◆ **Supplied records**:
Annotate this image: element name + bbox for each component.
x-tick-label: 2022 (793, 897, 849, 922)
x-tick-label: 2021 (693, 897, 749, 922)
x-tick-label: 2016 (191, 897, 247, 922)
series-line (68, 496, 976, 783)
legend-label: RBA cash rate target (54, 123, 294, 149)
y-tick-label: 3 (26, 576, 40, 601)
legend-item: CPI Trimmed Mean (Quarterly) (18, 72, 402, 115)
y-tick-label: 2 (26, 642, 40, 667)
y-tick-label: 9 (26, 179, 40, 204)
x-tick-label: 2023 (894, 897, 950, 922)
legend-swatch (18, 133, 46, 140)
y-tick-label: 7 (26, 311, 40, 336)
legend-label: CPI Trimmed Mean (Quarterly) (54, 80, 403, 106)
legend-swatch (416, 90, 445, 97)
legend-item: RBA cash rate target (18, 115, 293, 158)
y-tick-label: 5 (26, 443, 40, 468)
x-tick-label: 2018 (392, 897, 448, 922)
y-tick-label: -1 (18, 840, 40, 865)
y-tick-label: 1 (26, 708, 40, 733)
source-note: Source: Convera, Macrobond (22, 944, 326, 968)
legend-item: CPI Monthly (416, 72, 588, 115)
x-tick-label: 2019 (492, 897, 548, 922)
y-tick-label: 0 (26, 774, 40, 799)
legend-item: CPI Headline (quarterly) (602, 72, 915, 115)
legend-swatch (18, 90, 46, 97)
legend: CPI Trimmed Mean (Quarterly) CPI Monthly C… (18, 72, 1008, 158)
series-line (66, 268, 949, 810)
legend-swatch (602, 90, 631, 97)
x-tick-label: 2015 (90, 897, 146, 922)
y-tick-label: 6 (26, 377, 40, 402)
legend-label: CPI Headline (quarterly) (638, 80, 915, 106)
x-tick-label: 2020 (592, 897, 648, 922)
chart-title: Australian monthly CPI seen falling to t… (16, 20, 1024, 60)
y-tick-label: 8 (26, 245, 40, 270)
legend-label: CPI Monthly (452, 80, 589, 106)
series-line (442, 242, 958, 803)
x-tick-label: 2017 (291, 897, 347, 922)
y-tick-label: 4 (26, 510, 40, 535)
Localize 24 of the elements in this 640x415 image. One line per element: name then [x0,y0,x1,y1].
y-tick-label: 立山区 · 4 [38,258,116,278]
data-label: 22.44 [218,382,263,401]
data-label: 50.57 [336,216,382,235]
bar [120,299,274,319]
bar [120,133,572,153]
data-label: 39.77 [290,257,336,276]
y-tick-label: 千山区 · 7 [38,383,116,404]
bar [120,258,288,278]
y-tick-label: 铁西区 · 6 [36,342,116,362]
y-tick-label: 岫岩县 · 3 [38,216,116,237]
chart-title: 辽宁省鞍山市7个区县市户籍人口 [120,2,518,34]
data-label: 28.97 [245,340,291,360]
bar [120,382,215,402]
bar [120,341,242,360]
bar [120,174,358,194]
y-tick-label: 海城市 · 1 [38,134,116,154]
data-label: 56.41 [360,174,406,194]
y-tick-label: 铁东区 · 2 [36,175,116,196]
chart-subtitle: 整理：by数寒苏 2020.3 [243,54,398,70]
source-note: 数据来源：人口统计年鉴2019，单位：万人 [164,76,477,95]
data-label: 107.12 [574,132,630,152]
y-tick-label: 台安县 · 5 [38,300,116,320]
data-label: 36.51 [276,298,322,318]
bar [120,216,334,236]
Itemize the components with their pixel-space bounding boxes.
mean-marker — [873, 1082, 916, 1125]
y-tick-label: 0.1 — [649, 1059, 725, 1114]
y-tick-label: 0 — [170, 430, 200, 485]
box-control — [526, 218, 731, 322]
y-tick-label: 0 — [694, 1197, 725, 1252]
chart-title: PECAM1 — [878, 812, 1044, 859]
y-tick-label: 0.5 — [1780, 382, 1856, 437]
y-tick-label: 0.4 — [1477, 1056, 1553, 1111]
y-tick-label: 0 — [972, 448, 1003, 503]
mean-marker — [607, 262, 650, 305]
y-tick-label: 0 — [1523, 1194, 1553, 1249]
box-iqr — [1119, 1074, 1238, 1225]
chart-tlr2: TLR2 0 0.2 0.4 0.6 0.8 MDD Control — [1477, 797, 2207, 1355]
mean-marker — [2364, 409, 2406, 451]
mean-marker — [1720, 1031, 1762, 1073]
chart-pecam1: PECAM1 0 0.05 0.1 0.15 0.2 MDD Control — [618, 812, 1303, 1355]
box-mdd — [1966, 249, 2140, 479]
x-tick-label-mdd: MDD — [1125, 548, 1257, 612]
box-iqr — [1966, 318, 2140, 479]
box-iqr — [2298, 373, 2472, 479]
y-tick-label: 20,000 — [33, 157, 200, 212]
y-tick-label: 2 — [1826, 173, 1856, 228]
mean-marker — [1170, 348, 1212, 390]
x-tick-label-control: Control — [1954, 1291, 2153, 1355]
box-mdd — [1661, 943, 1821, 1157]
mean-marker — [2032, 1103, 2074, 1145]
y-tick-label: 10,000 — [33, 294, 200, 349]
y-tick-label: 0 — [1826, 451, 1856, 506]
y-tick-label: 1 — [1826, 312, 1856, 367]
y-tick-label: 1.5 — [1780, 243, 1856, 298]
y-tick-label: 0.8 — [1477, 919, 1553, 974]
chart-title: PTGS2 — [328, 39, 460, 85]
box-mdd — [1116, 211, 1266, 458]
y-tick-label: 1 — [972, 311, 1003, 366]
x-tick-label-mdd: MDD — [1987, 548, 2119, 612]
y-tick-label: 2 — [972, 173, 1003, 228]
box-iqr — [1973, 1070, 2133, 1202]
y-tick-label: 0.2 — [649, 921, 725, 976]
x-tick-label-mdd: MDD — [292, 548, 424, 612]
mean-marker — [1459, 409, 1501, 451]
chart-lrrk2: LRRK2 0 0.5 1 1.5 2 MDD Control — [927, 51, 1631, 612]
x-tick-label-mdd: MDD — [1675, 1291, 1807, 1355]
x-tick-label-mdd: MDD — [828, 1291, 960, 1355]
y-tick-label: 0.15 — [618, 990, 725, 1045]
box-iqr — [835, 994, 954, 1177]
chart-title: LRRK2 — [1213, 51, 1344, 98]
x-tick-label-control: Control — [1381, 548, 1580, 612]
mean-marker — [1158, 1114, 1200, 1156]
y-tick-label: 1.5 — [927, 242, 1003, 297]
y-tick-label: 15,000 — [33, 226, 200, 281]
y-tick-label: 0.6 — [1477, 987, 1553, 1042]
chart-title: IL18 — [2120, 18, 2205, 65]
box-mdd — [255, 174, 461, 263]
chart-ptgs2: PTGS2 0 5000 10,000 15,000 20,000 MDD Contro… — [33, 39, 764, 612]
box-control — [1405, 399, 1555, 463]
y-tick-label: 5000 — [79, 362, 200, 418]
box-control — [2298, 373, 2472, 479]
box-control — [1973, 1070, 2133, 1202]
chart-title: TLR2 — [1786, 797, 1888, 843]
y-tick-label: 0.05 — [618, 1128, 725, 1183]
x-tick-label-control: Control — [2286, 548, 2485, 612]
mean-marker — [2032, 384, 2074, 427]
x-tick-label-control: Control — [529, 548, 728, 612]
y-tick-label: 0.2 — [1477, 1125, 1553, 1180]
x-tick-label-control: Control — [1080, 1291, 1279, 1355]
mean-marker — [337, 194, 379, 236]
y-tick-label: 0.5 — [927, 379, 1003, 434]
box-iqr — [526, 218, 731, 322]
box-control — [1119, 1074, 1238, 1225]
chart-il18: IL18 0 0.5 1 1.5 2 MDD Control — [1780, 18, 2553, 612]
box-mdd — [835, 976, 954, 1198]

◆ **Task to complete**: Please copy out every line of the material above, keeping each one exactly as it appears.

◆ **Result of the task**:
Annotate this image: element name + bbox for each component.
x-tick-label: 2022 (793, 897, 849, 922)
x-tick-label: 2021 (693, 897, 749, 922)
x-tick-label: 2016 (191, 897, 247, 922)
series-line (68, 496, 976, 783)
legend-label: RBA cash rate target (54, 123, 294, 149)
y-tick-label: 3 (26, 576, 40, 601)
legend-item: CPI Trimmed Mean (Quarterly) (18, 72, 402, 115)
y-tick-label: 2 (26, 642, 40, 667)
y-tick-label: 9 (26, 179, 40, 204)
x-tick-label: 2023 (894, 897, 950, 922)
legend-swatch (18, 133, 46, 140)
y-tick-label: 7 (26, 311, 40, 336)
legend-label: CPI Trimmed Mean (Quarterly) (54, 80, 403, 106)
legend-swatch (416, 90, 445, 97)
legend-item: RBA cash rate target (18, 115, 293, 158)
y-tick-label: 5 (26, 443, 40, 468)
x-tick-label: 2018 (392, 897, 448, 922)
y-tick-label: -1 (18, 840, 40, 865)
y-tick-label: 1 (26, 708, 40, 733)
source-note: Source: Convera, Macrobond (22, 944, 326, 968)
legend-item: CPI Monthly (416, 72, 588, 115)
x-tick-label: 2019 (492, 897, 548, 922)
y-tick-label: 0 (26, 774, 40, 799)
legend-item: CPI Headline (quarterly) (602, 72, 915, 115)
legend-swatch (18, 90, 46, 97)
legend: CPI Trimmed Mean (Quarterly) CPI Monthly C… (18, 72, 1008, 158)
series-line (66, 268, 949, 810)
legend-swatch (602, 90, 631, 97)
x-tick-label: 2015 (90, 897, 146, 922)
y-tick-label: 6 (26, 377, 40, 402)
legend-label: CPI Headline (quarterly) (638, 80, 915, 106)
x-tick-label: 2020 (592, 897, 648, 922)
chart-title: Australian monthly CPI seen falling to t… (16, 20, 1024, 60)
y-tick-label: 8 (26, 245, 40, 270)
legend-label: CPI Monthly (452, 80, 589, 106)
series-line (442, 242, 958, 803)
x-tick-label: 2017 (291, 897, 347, 922)
y-tick-label: 4 (26, 510, 40, 535)
Localize 24 of the elements in this 640x415 image. One line per element: name then [x0,y0,x1,y1].
y-tick-label: 立山区 · 4 [38,258,116,278]
data-label: 22.44 [218,382,263,401]
data-label: 50.57 [336,216,382,235]
bar [120,299,274,319]
bar [120,133,572,153]
data-label: 39.77 [290,257,336,276]
y-tick-label: 千山区 · 7 [38,383,116,404]
bar [120,258,288,278]
y-tick-label: 铁西区 · 6 [36,342,116,362]
y-tick-label: 岫岩县 · 3 [38,216,116,237]
chart-title: 辽宁省鞍山市7个区县市户籍人口 [120,2,518,34]
data-label: 28.97 [245,340,291,360]
bar [120,382,215,402]
bar [120,341,242,360]
bar [120,174,358,194]
y-tick-label: 海城市 · 1 [38,134,116,154]
data-label: 56.41 [360,174,406,194]
y-tick-label: 铁东区 · 2 [36,175,116,196]
chart-subtitle: 整理：by数寒苏 2020.3 [243,54,398,70]
source-note: 数据来源：人口统计年鉴2019，单位：万人 [164,76,477,95]
data-label: 107.12 [574,132,630,152]
y-tick-label: 台安县 · 5 [38,300,116,320]
data-label: 36.51 [276,298,322,318]
bar [120,216,334,236]
Itemize the components with their pixel-space bounding boxes.
mean-marker — [873, 1082, 916, 1125]
y-tick-label: 0.1 — [649, 1059, 725, 1114]
y-tick-label: 0 — [170, 430, 200, 485]
box-control — [526, 218, 731, 322]
y-tick-label: 0 — [694, 1197, 725, 1252]
chart-title: PECAM1 — [878, 812, 1044, 859]
y-tick-label: 0.5 — [1780, 382, 1856, 437]
y-tick-label: 0.4 — [1477, 1056, 1553, 1111]
y-tick-label: 0 — [972, 448, 1003, 503]
mean-marker — [607, 262, 650, 305]
y-tick-label: 0 — [1523, 1194, 1553, 1249]
box-iqr — [1119, 1074, 1238, 1225]
chart-tlr2: TLR2 0 0.2 0.4 0.6 0.8 MDD Control — [1477, 797, 2207, 1355]
mean-marker — [2364, 409, 2406, 451]
mean-marker — [1720, 1031, 1762, 1073]
chart-pecam1: PECAM1 0 0.05 0.1 0.15 0.2 MDD Control — [618, 812, 1303, 1355]
box-mdd — [1966, 249, 2140, 479]
x-tick-label-mdd: MDD — [1125, 548, 1257, 612]
box-iqr — [1966, 318, 2140, 479]
box-iqr — [2298, 373, 2472, 479]
y-tick-label: 20,000 — [33, 157, 200, 212]
y-tick-label: 2 — [1826, 173, 1856, 228]
mean-marker — [1170, 348, 1212, 390]
x-tick-label-control: Control — [1954, 1291, 2153, 1355]
box-mdd — [1661, 943, 1821, 1157]
mean-marker — [2032, 1103, 2074, 1145]
y-tick-label: 10,000 — [33, 294, 200, 349]
y-tick-label: 0 — [1826, 451, 1856, 506]
y-tick-label: 1 — [1826, 312, 1856, 367]
y-tick-label: 1.5 — [1780, 243, 1856, 298]
y-tick-label: 0.8 — [1477, 919, 1553, 974]
chart-title: PTGS2 — [328, 39, 460, 85]
box-mdd — [1116, 211, 1266, 458]
y-tick-label: 1 — [972, 311, 1003, 366]
x-tick-label-mdd: MDD — [1987, 548, 2119, 612]
y-tick-label: 2 — [972, 173, 1003, 228]
box-iqr — [1973, 1070, 2133, 1202]
y-tick-label: 0.2 — [649, 921, 725, 976]
x-tick-label-mdd: MDD — [292, 548, 424, 612]
mean-marker — [1459, 409, 1501, 451]
chart-lrrk2: LRRK2 0 0.5 1 1.5 2 MDD Control — [927, 51, 1631, 612]
x-tick-label-mdd: MDD — [1675, 1291, 1807, 1355]
x-tick-label-mdd: MDD — [828, 1291, 960, 1355]
y-tick-label: 0.15 — [618, 990, 725, 1045]
box-iqr — [835, 994, 954, 1177]
chart-title: LRRK2 — [1213, 51, 1344, 98]
x-tick-label-control: Control — [1381, 548, 1580, 612]
mean-marker — [1158, 1114, 1200, 1156]
y-tick-label: 1.5 — [927, 242, 1003, 297]
y-tick-label: 15,000 — [33, 226, 200, 281]
y-tick-label: 0.6 — [1477, 987, 1553, 1042]
chart-title: IL18 — [2120, 18, 2205, 65]
box-mdd — [255, 174, 461, 263]
chart-ptgs2: PTGS2 0 5000 10,000 15,000 20,000 MDD Contro… — [33, 39, 764, 612]
box-control — [1405, 399, 1555, 463]
y-tick-label: 5000 — [79, 362, 200, 418]
box-control — [2298, 373, 2472, 479]
box-control — [1973, 1070, 2133, 1202]
chart-title: TLR2 — [1786, 797, 1888, 843]
y-tick-label: 0.05 — [618, 1128, 725, 1183]
x-tick-label-control: Control — [2286, 548, 2485, 612]
mean-marker — [2032, 384, 2074, 427]
x-tick-label-control: Control — [529, 548, 728, 612]
y-tick-label: 0.2 — [1477, 1125, 1553, 1180]
x-tick-label-control: Control — [1080, 1291, 1279, 1355]
mean-marker — [337, 194, 379, 236]
y-tick-label: 0.5 — [927, 379, 1003, 434]
box-iqr — [526, 218, 731, 322]
box-control — [1119, 1074, 1238, 1225]
chart-il18: IL18 0 0.5 1 1.5 2 MDD Control — [1780, 18, 2553, 612]
box-mdd — [835, 976, 954, 1198]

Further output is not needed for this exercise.